[START OF PROVIDED ENTRIES]

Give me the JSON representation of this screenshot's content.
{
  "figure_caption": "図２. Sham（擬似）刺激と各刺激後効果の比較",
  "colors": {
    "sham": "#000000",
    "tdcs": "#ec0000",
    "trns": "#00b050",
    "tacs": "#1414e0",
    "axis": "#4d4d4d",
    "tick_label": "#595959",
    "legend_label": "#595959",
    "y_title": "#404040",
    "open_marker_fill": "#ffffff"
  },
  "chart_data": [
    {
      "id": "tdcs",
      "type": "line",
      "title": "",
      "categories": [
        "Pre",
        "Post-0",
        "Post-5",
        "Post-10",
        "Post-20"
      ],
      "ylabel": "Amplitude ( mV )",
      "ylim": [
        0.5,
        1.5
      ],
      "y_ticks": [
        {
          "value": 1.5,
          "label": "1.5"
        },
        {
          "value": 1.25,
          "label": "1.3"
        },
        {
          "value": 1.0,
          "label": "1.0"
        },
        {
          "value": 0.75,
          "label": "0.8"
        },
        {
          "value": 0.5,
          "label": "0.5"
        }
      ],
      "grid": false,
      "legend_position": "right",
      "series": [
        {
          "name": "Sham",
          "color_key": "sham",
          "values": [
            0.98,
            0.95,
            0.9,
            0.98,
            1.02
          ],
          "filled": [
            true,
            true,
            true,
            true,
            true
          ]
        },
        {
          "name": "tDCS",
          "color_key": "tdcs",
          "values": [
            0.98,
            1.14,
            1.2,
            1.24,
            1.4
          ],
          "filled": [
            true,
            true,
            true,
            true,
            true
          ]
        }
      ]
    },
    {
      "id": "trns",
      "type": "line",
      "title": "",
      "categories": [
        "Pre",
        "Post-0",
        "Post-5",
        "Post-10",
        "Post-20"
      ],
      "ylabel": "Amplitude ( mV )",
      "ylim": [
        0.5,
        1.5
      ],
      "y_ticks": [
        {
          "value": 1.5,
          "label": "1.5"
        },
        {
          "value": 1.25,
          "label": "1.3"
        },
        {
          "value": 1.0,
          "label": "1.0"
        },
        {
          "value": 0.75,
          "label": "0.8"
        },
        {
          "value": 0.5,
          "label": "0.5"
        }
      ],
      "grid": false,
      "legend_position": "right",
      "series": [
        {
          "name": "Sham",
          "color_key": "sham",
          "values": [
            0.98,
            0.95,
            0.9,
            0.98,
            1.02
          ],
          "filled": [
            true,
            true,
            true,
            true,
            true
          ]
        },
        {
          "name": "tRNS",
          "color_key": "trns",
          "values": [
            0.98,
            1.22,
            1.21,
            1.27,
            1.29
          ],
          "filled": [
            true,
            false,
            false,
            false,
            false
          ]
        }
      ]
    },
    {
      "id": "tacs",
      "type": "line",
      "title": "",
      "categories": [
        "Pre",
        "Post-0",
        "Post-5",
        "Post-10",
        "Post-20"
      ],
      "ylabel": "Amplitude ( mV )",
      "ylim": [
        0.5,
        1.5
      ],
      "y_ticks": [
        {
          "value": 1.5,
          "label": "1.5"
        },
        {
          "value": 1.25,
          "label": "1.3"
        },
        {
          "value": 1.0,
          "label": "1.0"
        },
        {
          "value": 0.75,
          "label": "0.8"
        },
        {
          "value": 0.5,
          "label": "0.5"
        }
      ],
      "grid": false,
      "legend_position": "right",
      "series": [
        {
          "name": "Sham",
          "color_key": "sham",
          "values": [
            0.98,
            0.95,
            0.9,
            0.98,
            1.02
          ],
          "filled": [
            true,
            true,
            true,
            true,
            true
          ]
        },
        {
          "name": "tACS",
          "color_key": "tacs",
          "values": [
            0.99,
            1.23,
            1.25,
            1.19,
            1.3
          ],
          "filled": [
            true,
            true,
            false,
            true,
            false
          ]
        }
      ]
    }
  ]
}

[END OF PROVIDED ENTRIES]

### SHORT TASK
Take the entries above and transcribe them exactly.

### OUTPUT BELOW
Give me the JSON representation of this screenshot's content.
{
  "figure_caption": "図２. Sham（擬似）刺激と各刺激後効果の比較",
  "colors": {
    "sham": "#000000",
    "tdcs": "#ec0000",
    "trns": "#00b050",
    "tacs": "#1414e0",
    "axis": "#4d4d4d",
    "tick_label": "#595959",
    "legend_label": "#595959",
    "y_title": "#404040",
    "open_marker_fill": "#ffffff"
  },
  "chart_data": [
    {
      "id": "tdcs",
      "type": "line",
      "title": "",
      "categories": [
        "Pre",
        "Post-0",
        "Post-5",
        "Post-10",
        "Post-20"
      ],
      "ylabel": "Amplitude ( mV )",
      "ylim": [
        0.5,
        1.5
      ],
      "y_ticks": [
        {
          "value": 1.5,
          "label": "1.5"
        },
        {
          "value": 1.25,
          "label": "1.3"
        },
        {
          "value": 1.0,
          "label": "1.0"
        },
        {
          "value": 0.75,
          "label": "0.8"
        },
        {
          "value": 0.5,
          "label": "0.5"
        }
      ],
      "grid": false,
      "legend_position": "right",
      "series": [
        {
          "name": "Sham",
          "color_key": "sham",
          "values": [
            0.98,
            0.95,
            0.9,
            0.98,
            1.02
          ],
          "filled": [
            true,
            true,
            true,
            true,
            true
          ]
        },
        {
          "name": "tDCS",
          "color_key": "tdcs",
          "values": [
            0.98,
            1.14,
            1.2,
            1.24,
            1.4
          ],
          "filled": [
            true,
            true,
            true,
            true,
            true
          ]
        }
      ]
    },
    {
      "id": "trns",
      "type": "line",
      "title": "",
      "categories": [
        "Pre",
        "Post-0",
        "Post-5",
        "Post-10",
        "Post-20"
      ],
      "ylabel": "Amplitude ( mV )",
      "ylim": [
        0.5,
        1.5
      ],
      "y_ticks": [
        {
          "value": 1.5,
          "label": "1.5"
        },
        {
          "value": 1.25,
          "label": "1.3"
        },
        {
          "value": 1.0,
          "label": "1.0"
        },
        {
          "value": 0.75,
          "label": "0.8"
        },
        {
          "value": 0.5,
          "label": "0.5"
        }
      ],
      "grid": false,
      "legend_position": "right",
      "series": [
        {
          "name": "Sham",
          "color_key": "sham",
          "values": [
            0.98,
            0.95,
            0.9,
            0.98,
            1.02
          ],
          "filled": [
            true,
            true,
            true,
            true,
            true
          ]
        },
        {
          "name": "tRNS",
          "color_key": "trns",
          "values": [
            0.98,
            1.22,
            1.21,
            1.27,
            1.29
          ],
          "filled": [
            true,
            false,
            false,
            false,
            false
          ]
        }
      ]
    },
    {
      "id": "tacs",
      "type": "line",
      "title": "",
      "categories": [
        "Pre",
        "Post-0",
        "Post-5",
        "Post-10",
        "Post-20"
      ],
      "ylabel": "Amplitude ( mV )",
      "ylim": [
        0.5,
        1.5
      ],
      "y_ticks": [
        {
          "value": 1.5,
          "label": "1.5"
        },
        {
          "value": 1.25,
          "label": "1.3"
        },
        {
          "value": 1.0,
          "label": "1.0"
        },
        {
          "value": 0.75,
          "label": "0.8"
        },
        {
          "value": 0.5,
          "label": "0.5"
        }
      ],
      "grid": false,
      "legend_position": "right",
      "series": [
        {
          "name": "Sham",
          "color_key": "sham",
          "values": [
            0.98,
            0.95,
            0.9,
            0.98,
            1.02
          ],
          "filled": [
            true,
            true,
            true,
            true,
            true
          ]
        },
        {
          "name": "tACS",
          "color_key": "tacs",
          "values": [
            0.99,
            1.23,
            1.25,
            1.19,
            1.3
          ],
          "filled": [
            true,
            true,
            false,
            true,
            false
          ]
        }
      ]
    }
  ]
}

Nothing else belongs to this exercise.